§ Your instructions:
Tally every line featuring "Données", then give that tally alone.

§ Records for this exercise:
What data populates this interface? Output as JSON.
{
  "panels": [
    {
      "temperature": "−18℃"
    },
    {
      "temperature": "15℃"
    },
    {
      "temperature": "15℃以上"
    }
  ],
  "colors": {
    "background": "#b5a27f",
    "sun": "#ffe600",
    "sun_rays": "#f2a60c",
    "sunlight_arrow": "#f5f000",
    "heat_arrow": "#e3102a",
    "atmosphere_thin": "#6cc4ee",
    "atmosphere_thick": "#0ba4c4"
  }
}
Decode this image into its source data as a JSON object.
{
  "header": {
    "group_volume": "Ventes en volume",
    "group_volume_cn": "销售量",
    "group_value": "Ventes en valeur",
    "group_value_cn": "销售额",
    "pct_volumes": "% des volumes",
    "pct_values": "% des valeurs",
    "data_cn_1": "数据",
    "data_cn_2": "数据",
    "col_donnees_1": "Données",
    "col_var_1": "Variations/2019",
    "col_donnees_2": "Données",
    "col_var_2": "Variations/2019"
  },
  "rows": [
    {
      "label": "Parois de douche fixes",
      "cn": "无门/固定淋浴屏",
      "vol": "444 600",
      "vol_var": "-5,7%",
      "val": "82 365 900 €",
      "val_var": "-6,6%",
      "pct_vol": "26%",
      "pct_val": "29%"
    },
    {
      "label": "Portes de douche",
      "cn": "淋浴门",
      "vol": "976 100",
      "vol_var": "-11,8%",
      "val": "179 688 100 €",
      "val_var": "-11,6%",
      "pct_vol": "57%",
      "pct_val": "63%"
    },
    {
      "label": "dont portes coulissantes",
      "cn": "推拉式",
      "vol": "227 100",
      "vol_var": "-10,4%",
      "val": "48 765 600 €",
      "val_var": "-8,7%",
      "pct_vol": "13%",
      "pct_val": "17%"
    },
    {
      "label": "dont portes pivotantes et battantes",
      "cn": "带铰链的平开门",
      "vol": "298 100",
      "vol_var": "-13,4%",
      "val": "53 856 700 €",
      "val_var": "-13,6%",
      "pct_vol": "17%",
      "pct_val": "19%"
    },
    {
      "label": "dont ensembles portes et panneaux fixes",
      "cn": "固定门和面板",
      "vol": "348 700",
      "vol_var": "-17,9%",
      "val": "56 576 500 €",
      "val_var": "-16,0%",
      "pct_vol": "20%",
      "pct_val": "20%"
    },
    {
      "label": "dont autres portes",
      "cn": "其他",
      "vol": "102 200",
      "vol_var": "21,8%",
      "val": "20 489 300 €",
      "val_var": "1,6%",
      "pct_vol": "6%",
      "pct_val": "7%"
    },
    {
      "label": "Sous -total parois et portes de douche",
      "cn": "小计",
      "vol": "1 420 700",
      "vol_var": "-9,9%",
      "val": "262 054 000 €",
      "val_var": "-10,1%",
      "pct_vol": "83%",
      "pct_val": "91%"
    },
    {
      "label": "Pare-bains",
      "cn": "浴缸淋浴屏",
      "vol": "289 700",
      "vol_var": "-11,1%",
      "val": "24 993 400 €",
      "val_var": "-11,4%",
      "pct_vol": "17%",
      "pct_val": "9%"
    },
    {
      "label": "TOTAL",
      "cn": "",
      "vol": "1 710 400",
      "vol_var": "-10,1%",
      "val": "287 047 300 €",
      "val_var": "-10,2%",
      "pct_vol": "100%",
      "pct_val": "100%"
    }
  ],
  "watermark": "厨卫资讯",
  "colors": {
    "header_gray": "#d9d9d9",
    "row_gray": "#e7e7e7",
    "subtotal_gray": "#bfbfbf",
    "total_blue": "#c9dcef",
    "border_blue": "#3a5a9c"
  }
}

§ Solution to this exercise:
2